# Exercise instructions:
Extract every line where the string "this" appears.

─── Dataset

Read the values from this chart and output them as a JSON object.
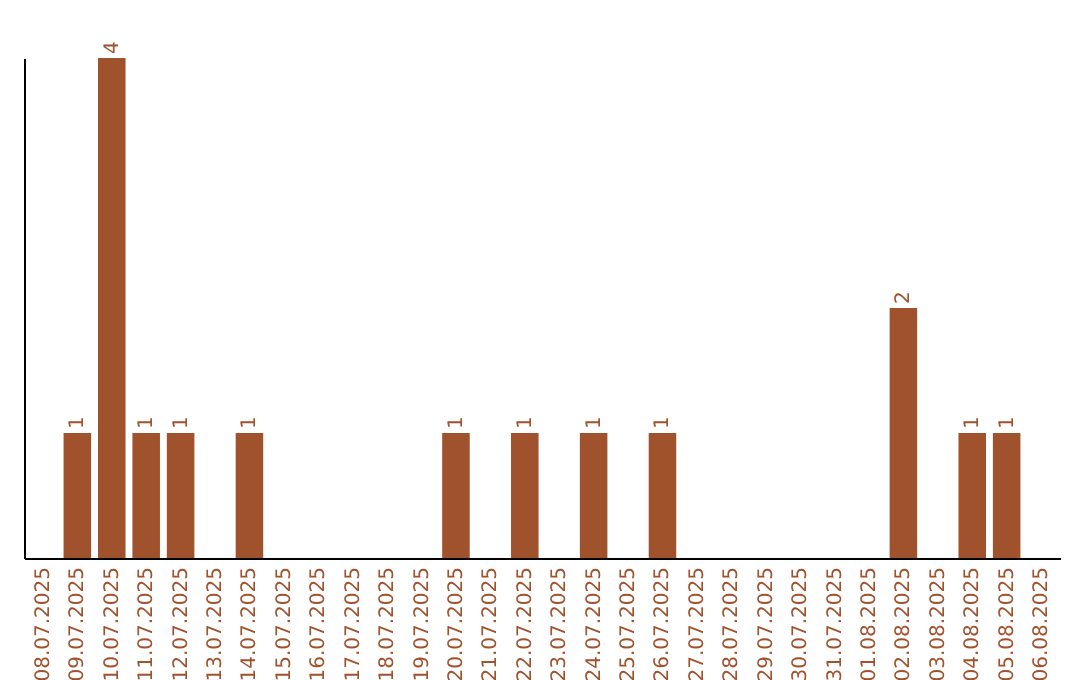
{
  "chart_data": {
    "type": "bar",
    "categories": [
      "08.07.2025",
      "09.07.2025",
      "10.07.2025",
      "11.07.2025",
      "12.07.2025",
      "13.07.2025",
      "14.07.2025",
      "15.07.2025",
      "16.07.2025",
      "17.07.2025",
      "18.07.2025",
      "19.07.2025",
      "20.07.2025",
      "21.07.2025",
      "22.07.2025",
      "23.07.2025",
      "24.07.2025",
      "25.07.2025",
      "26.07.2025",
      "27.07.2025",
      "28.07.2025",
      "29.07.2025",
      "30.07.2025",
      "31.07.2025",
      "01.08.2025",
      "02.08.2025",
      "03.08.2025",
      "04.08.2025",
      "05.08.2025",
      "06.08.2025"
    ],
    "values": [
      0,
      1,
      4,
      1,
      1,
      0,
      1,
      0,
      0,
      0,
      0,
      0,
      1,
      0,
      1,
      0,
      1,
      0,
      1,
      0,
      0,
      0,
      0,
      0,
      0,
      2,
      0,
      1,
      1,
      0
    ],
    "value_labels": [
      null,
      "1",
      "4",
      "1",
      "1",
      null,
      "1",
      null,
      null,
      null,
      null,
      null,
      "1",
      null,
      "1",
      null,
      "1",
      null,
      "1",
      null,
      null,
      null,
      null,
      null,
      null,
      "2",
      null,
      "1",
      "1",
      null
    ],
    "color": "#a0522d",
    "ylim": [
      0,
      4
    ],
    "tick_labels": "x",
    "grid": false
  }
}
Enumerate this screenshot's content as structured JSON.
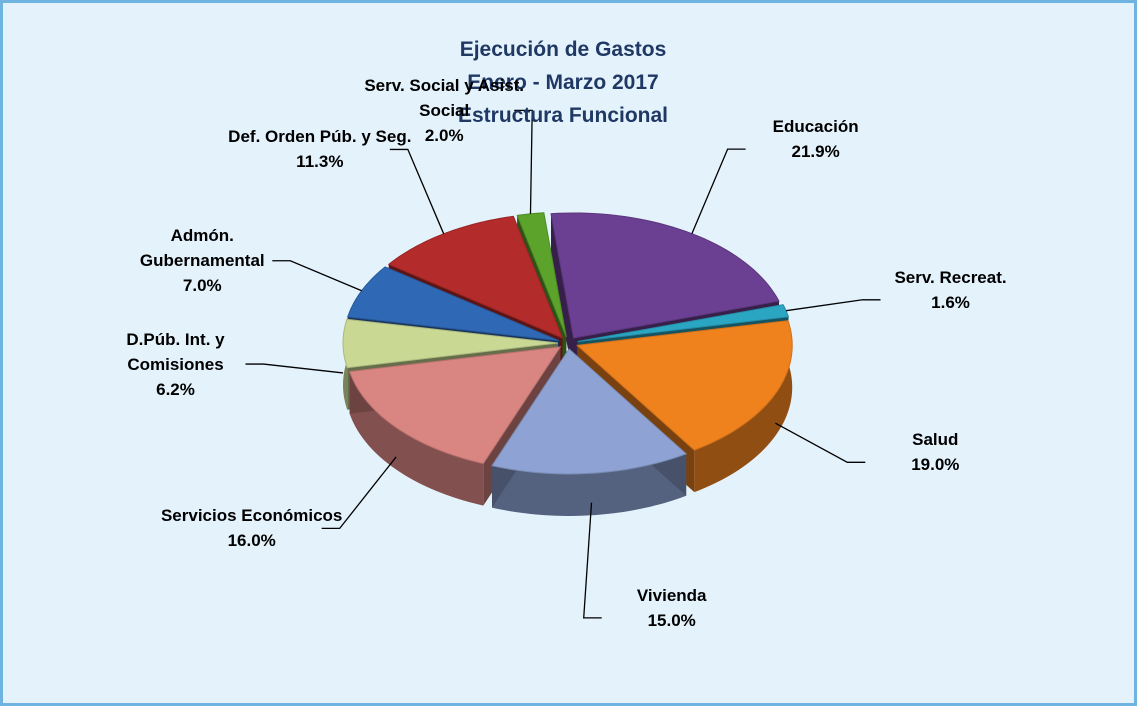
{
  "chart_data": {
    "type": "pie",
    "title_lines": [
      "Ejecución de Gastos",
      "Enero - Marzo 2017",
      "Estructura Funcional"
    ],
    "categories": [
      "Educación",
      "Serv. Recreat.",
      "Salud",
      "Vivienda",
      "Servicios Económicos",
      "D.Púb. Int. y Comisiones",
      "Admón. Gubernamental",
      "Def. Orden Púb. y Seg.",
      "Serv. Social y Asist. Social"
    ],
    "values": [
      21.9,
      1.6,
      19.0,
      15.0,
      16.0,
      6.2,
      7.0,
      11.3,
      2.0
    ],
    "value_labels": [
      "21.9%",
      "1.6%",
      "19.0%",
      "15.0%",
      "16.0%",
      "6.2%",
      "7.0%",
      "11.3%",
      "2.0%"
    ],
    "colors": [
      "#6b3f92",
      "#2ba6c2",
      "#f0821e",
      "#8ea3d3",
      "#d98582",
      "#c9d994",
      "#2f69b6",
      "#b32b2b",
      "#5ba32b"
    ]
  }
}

──────
─── Dataset

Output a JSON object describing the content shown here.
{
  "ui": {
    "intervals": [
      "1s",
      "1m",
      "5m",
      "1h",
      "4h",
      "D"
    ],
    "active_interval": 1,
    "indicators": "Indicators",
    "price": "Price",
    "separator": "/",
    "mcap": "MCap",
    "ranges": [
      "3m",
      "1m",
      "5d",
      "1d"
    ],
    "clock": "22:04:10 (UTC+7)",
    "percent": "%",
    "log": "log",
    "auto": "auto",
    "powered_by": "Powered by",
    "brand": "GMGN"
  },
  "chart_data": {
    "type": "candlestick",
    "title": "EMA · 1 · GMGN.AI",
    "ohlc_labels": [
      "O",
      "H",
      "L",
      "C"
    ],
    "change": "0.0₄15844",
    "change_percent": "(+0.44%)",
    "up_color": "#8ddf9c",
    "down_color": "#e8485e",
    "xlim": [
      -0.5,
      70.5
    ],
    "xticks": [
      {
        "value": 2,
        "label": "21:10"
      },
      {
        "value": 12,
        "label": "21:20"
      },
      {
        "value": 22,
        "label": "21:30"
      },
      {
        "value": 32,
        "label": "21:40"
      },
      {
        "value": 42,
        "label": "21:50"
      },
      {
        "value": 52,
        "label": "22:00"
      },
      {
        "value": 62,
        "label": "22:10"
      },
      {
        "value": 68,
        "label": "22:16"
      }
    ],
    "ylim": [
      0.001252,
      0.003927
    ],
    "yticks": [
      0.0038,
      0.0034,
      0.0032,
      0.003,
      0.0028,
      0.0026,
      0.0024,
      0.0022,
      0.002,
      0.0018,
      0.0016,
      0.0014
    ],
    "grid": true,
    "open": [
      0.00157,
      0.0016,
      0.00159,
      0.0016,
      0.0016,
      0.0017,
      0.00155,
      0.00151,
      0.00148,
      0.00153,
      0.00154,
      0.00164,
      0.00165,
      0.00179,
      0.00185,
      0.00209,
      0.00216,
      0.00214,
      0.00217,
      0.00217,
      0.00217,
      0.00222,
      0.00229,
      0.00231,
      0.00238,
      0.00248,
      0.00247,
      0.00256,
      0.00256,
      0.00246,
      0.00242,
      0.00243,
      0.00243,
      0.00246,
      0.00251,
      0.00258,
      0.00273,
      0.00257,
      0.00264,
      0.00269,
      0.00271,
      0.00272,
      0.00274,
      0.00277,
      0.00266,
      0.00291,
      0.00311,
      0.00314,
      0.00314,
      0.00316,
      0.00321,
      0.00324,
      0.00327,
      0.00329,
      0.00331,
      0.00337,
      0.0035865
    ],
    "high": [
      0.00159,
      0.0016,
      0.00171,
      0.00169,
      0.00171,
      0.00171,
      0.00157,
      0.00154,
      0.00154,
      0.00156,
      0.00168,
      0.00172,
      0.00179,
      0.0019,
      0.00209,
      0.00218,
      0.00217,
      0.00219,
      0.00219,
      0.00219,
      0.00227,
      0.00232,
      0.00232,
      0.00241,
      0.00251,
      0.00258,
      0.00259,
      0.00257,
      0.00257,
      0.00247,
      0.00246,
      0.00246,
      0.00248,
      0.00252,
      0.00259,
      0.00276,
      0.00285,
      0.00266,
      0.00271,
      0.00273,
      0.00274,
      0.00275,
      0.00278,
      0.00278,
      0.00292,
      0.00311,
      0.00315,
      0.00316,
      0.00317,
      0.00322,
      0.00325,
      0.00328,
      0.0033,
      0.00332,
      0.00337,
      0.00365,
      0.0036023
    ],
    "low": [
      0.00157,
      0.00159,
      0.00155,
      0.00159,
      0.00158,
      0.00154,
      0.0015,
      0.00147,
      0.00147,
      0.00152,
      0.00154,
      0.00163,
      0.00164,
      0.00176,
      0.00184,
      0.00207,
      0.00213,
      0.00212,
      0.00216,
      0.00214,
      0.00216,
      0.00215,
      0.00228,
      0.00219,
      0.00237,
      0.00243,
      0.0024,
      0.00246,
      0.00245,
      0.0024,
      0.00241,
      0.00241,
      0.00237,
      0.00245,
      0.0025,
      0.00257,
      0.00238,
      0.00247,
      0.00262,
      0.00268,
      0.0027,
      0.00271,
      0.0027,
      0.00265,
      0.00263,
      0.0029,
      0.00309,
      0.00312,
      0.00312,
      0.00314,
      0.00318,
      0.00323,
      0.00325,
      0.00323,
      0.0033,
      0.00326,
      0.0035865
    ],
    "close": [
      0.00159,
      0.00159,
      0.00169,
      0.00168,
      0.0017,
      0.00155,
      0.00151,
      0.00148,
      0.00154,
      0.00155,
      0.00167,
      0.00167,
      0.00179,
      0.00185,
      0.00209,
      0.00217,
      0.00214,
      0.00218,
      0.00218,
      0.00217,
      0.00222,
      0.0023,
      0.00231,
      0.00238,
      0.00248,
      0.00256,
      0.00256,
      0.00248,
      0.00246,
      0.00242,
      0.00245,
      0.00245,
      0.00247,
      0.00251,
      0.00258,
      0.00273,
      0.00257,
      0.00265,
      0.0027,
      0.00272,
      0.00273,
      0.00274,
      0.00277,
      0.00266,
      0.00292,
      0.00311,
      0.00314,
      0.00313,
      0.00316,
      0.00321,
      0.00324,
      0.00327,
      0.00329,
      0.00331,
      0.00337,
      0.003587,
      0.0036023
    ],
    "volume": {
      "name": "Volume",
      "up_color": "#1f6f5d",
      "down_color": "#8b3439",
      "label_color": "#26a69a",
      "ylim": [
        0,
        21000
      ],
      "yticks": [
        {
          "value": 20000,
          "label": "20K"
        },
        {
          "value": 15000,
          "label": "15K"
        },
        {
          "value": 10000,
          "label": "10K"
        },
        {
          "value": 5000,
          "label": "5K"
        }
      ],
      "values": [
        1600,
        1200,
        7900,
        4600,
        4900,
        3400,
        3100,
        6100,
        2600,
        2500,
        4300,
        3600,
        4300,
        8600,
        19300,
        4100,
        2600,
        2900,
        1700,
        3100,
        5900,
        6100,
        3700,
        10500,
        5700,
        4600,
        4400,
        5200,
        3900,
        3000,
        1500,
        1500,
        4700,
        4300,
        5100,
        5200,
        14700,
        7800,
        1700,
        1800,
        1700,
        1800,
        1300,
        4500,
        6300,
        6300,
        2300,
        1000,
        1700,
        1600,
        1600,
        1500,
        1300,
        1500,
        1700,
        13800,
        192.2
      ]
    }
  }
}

──────

# Exercise result:
Read the values from this chart and output them as a JSON object.
Enumerate this screenshot's content as structured JSON.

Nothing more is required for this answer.